TRECHO DA FONTE ::

○ ○ ○ ○

Governo Trump inclui Viviane Barci de Moraes em sanções da Lei Magnitsky, que já haviam sido aplicadas ao ministro do STF
Nesta segunda-feira (22/9), os Estados Unidos anunciaram a imposição de sanções contra Viviane Barci de Moraes, esposa do ministro do Supremo Tribunal Federal (STF) Alexandre de Moraes.
A divulgação ocorreu por meio do site do Departamento do Tesouro dos EUA. As restrições atingem a empresa LEX – Institutos de Estudos Jurídicos, da qual Viviane e seus filhos são sócios. Em julho, o governo norte-americano já havia aplicado a “Lei Magnitsky” contra Alexandre de Moraes, estabelecendo sanções econômicas com base em supostas “prisões arbitrárias” e “restrições à liberdade de expressão”.
Moraes atua como relator de processos penais no STF, incluindo investigações contra o ex-presidente Jair Bolsonaro (PL) por tentativa de golpe de Estado.

○ ○ ○ ○

OBJETIVO DA TAREFA ::
Prossiga com a notícia sobre as sanções dos EUA contra Viviane Barci de Moraes a partir da última frase apresentada acima.

DADOS FORNECIDOS ::
○ ○ ○ ○

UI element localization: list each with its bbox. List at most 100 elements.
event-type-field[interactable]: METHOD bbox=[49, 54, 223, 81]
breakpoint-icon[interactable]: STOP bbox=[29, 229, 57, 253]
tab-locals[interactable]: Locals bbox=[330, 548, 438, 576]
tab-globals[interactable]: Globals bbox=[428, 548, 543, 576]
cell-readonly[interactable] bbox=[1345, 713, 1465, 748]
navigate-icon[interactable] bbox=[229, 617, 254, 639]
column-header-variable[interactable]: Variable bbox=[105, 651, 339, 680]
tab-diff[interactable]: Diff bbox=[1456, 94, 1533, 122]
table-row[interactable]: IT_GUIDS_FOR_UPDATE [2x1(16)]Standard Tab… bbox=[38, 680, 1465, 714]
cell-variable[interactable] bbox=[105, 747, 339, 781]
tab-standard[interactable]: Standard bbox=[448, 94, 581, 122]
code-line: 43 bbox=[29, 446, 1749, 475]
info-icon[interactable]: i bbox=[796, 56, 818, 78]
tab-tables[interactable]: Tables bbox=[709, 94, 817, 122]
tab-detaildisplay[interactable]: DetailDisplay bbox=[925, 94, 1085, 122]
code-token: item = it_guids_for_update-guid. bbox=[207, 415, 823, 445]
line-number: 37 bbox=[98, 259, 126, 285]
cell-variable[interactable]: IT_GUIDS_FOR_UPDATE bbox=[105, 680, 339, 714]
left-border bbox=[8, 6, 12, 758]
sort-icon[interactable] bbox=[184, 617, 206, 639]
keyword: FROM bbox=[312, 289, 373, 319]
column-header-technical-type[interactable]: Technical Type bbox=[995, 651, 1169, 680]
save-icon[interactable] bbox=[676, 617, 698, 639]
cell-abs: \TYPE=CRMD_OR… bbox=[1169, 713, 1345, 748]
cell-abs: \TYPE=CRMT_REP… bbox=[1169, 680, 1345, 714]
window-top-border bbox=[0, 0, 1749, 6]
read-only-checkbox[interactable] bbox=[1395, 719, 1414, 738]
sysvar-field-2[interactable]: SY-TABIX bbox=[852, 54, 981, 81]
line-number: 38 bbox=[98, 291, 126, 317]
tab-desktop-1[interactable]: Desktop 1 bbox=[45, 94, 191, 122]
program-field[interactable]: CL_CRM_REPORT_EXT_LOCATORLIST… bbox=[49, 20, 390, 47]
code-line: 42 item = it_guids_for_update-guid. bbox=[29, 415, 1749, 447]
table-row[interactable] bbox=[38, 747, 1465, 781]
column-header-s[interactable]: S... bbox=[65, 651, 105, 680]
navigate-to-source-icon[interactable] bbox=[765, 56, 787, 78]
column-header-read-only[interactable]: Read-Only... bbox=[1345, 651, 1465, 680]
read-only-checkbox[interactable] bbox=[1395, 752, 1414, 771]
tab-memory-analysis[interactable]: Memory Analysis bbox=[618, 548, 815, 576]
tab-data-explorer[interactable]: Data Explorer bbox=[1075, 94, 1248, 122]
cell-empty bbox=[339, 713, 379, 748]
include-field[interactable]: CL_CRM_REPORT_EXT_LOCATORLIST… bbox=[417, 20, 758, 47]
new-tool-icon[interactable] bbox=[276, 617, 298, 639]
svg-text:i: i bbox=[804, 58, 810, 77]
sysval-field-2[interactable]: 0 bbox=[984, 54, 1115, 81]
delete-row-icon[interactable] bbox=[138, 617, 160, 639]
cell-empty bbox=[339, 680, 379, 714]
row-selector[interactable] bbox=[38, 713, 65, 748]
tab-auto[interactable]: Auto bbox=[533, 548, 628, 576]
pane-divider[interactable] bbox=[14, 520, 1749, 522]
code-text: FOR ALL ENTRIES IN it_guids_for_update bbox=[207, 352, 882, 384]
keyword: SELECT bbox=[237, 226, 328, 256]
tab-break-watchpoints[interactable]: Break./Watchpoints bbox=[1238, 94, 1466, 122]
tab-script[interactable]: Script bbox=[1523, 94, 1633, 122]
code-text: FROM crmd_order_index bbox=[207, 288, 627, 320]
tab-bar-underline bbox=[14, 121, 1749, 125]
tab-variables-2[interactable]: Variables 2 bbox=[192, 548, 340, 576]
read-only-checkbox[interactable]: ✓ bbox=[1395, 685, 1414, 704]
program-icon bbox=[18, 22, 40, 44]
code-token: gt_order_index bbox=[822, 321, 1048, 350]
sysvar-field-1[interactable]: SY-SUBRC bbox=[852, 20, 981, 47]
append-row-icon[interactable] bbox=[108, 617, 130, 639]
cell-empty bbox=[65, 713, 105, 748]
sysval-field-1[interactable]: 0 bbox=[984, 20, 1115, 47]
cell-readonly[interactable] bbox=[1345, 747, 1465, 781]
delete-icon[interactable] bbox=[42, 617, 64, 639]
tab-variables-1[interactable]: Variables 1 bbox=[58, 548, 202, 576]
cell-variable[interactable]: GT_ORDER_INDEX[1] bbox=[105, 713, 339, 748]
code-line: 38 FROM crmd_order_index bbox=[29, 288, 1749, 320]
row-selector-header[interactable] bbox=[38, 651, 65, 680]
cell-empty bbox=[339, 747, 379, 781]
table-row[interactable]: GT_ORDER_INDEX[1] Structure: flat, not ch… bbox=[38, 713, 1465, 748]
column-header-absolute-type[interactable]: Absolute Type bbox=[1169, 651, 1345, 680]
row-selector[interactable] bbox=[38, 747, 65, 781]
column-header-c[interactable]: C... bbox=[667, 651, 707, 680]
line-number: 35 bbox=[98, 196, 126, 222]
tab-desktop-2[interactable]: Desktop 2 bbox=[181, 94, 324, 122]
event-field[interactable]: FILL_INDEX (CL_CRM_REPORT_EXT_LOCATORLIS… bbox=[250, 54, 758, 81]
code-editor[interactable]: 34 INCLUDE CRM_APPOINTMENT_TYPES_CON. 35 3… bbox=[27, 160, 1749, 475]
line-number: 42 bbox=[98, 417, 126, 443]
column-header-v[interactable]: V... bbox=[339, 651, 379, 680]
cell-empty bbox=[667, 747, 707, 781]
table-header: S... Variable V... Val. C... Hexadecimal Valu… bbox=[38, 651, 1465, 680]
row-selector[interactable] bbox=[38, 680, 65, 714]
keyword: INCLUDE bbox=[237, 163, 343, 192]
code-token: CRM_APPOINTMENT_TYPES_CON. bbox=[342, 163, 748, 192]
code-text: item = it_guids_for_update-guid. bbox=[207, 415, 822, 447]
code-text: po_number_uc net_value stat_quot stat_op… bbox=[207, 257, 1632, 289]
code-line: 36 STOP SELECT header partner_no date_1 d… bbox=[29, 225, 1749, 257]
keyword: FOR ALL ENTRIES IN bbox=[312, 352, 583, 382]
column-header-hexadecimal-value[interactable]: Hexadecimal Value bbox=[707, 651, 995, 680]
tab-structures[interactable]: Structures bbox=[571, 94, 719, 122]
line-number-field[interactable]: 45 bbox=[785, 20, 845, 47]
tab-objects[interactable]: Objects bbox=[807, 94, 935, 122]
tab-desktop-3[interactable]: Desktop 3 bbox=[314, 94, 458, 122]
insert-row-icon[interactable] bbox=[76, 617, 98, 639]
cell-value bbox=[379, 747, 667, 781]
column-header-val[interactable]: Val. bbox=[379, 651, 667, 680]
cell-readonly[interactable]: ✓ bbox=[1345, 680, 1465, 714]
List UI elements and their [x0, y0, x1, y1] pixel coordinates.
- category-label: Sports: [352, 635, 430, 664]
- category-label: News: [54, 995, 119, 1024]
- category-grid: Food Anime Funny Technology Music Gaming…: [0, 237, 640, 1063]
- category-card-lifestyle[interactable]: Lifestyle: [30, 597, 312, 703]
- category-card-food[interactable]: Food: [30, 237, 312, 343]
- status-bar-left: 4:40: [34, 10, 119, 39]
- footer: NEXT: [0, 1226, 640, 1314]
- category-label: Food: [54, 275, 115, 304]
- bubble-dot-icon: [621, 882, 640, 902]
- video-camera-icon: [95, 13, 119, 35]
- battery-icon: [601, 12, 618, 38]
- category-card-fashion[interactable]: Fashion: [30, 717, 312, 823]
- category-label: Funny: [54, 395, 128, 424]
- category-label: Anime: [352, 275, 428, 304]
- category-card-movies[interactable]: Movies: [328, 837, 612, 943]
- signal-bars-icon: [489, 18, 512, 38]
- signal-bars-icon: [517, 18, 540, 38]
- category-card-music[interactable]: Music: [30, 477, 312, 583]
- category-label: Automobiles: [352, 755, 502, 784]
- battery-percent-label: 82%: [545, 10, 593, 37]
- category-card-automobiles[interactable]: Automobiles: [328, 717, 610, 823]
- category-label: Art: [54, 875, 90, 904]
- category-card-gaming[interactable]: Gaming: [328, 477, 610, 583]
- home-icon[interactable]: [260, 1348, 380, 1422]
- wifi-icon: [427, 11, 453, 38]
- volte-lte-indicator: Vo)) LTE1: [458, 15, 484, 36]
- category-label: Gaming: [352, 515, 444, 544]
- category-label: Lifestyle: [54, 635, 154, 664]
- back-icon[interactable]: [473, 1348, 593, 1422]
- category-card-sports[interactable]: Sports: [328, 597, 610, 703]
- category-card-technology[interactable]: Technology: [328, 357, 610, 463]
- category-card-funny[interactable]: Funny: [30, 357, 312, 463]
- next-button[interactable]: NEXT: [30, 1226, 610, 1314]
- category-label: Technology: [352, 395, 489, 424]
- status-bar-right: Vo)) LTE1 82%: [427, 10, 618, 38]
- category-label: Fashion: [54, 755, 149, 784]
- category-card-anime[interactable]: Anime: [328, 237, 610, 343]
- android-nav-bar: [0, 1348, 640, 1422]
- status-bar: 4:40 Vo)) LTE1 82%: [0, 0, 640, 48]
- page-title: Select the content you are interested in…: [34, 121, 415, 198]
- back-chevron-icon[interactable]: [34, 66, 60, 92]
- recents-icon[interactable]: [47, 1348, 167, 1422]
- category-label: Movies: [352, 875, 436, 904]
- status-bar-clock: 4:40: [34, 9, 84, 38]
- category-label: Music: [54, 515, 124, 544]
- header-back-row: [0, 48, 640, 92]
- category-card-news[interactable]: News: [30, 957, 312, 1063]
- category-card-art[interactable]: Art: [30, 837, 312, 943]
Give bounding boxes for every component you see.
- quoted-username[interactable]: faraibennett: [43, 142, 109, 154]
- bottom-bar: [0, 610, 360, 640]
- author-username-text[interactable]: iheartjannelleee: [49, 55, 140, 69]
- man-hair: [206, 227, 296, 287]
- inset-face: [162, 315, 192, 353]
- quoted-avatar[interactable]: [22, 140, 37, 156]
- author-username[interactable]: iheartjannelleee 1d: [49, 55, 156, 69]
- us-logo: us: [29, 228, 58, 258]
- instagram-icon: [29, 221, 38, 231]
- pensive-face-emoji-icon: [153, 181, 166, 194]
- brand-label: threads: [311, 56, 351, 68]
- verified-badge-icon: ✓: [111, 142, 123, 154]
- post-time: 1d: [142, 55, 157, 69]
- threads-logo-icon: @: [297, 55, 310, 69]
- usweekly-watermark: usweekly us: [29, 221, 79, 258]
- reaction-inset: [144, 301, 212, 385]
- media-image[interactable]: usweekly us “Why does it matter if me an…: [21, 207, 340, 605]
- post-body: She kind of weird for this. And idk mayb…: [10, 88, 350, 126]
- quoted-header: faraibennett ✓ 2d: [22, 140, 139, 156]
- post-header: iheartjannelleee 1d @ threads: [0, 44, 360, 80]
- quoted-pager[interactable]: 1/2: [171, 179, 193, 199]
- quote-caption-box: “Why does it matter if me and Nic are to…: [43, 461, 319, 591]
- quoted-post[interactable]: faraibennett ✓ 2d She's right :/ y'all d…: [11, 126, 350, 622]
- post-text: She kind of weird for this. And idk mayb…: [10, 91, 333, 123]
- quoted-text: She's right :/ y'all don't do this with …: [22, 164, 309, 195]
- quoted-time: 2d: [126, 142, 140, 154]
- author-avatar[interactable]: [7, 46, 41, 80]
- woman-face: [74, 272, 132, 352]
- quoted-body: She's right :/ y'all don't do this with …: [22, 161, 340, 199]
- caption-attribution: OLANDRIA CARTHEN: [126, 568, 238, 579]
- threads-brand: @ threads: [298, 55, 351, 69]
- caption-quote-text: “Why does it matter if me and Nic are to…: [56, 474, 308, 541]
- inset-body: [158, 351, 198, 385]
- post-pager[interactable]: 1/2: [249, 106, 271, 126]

○ ○ ○ ○

RESULTADO DA TAREFA ::
Na ocasião da aplicação das sanções, o secretário do Tesouro, Scott Bessent, declarou que Moraes age como “juiz e júri” em uma “caça às bruxas ilegal” contra cidadãos e empresas do Brasil e dos EUA:
“De Moraes é responsável por uma campanha opressiva de censura, detenções arbitrárias que violam os direitos humanos e processos politizados – inclusive contra o ex-presidente Jair Bolsonaro. A ação de hoje deixa claro que o Tesouro continuará a responsabilizar aqueles que ameaçam os interesses dos EUA e as liberdades de nossos cidadãos.”